Text for analysis

═══

Shutting the border was meant to stymie smugglers who illegally exported goods to Colombia to resell at much higher prices and was followed by the mass deportation of Colombians living in the border area.

‘It’s affecting all of us’

While neighbouring Colombia has become an outlet for desperate shoppers in western Venezuela, conditions farther east also dire.

In the capital, Caracas, day-to-day economic misery is acute, especially for women.

“The situation has us housewives juggling to make ends meet,” an Afro-Venezuelan grandmother named Xiomara told NPR. “And it’s affecting all of us, but especially we women who have to feed our children.”

Venezuela derives about 95% of its export earnings from oil sales. Amid the global oil-price slump, which has made less money available for imports. The Venezuelan government has also held price controls in place. 

The result has been that local producers stop making essential goods because price controls reduce their profits, just as the government reduces its imports of those goods. Some products now have exorbitant prices while others are ever more scarce. Falling production and imports have spurred on inflation, which reached 180% in May.

“There simply are not enough goods to go around,” Tulane professor David Smilde, who lives in Caracas, wrote this week.

Black-market and informal-market alternatives exist for Venezuelans looking for food, but the vast majority struggle to find things to eat, and they get by on unhealthy or extremely limited diets.

“There is not starvation in Venezuela right now,” Smilde wrote. “But there is significant hunger and malnourishment that could turn into starvation this year if something does not change.”

Not all demonstrations in response to these shortages have been as calm as the women in white in Ureña. Multiple food riots have occurred across the country, including in the streets around the presidential palace in Caracas. In June, three people were killed at food-related demonstrations.

Tension in the streets, and rising rates of theft and crime, have led to explosions of vigilante violence, including lynchings, 70 of which took place in the first four months of 2016.

Public discontent was exacerbated by the onset of the country’s hot season, and with it drought conditions that caused rolling blackouts and led to electricity rationing and other power-saving measures (though that rationing program has been discontinued.)

═══

Data section
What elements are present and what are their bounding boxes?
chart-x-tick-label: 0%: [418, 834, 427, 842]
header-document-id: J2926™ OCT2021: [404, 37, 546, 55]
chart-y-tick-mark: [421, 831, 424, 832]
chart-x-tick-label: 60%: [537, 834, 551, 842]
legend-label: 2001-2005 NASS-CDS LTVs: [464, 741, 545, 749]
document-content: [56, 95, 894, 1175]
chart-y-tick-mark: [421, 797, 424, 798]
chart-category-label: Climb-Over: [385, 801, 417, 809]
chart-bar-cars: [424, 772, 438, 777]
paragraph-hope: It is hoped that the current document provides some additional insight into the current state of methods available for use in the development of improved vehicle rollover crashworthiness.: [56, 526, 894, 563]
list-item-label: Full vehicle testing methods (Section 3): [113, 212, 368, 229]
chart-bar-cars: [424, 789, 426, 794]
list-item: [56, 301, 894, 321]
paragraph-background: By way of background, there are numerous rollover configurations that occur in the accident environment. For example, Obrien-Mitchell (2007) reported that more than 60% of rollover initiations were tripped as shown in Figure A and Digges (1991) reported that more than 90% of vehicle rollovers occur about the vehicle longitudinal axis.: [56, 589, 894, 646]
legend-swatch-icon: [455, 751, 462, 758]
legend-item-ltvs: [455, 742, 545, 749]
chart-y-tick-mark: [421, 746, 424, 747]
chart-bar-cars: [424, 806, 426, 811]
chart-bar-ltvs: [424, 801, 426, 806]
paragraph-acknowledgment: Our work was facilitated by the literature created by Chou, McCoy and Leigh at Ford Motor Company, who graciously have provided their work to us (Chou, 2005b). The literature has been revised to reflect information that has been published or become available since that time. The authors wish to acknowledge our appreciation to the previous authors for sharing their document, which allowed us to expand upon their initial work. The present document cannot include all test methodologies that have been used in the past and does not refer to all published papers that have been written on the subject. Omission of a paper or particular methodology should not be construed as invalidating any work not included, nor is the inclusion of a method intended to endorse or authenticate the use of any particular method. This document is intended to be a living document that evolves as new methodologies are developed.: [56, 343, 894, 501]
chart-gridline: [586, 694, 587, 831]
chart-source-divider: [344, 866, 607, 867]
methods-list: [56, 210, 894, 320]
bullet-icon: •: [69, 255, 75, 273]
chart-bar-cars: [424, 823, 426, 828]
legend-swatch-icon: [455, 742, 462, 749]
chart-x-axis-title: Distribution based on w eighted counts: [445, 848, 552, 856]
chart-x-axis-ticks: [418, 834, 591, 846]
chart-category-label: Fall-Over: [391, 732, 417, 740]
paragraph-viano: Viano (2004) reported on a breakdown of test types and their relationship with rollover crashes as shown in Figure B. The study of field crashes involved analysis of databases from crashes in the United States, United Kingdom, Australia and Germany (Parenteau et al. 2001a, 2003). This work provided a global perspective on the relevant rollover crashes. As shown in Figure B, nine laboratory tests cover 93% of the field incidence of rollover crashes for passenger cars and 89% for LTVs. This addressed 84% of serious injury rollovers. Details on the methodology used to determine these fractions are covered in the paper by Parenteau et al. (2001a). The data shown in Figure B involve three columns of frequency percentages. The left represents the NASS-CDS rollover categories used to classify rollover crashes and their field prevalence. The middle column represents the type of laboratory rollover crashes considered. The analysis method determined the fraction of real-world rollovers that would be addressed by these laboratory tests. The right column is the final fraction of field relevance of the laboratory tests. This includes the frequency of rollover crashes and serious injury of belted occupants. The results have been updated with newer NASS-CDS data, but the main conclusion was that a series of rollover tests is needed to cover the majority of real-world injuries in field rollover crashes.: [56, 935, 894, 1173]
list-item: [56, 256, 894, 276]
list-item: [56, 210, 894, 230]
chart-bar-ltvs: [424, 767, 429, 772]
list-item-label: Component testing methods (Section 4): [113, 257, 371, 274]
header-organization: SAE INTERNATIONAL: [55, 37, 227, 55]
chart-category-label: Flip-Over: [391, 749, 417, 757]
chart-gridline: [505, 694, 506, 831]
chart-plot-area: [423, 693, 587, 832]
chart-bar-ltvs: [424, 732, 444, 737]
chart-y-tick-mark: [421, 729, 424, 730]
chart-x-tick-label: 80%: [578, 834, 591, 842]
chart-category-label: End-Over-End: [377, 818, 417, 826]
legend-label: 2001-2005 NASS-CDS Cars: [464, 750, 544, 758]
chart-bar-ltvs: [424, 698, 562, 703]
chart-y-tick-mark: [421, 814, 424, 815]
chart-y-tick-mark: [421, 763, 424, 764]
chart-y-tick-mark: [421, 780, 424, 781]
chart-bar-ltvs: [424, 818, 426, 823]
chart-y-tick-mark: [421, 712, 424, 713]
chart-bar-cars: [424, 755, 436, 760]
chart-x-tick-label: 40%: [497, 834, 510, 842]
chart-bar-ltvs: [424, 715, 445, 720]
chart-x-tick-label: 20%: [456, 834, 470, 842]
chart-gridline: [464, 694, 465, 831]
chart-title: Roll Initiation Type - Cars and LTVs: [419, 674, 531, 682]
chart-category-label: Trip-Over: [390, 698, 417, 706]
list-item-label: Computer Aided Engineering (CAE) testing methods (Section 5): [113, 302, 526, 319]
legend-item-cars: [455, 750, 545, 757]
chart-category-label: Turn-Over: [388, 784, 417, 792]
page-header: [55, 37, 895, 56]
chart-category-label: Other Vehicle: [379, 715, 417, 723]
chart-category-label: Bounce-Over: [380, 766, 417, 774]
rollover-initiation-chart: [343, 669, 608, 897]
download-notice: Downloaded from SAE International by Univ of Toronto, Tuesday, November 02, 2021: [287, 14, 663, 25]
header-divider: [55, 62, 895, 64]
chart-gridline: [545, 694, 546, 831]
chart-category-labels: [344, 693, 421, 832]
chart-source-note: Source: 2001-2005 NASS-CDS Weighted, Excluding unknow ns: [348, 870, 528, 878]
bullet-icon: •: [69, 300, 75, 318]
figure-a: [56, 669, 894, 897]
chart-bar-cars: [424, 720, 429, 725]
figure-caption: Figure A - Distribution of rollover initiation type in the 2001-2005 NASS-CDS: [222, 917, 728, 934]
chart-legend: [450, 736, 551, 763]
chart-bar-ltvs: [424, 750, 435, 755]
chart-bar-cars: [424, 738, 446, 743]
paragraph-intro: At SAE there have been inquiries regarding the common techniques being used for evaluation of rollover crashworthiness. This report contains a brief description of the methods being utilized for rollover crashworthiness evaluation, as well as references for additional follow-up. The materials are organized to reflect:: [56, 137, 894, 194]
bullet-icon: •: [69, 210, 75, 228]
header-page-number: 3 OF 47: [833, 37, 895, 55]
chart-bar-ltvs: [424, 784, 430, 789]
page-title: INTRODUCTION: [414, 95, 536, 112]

═══

Prompt
From the Venezuela shortages article, extract the passage between "Public discontent was" and "has been discontinued.)", inclusive. The items have no connection to the Venezuela shortages article.

Your response
Public discontent was exacerbated by the onset of the country’s hot season, and with it drought conditions that caused rolling blackouts and led to electricity rationing and other power-saving measures (though that rationing program has been discontinued.)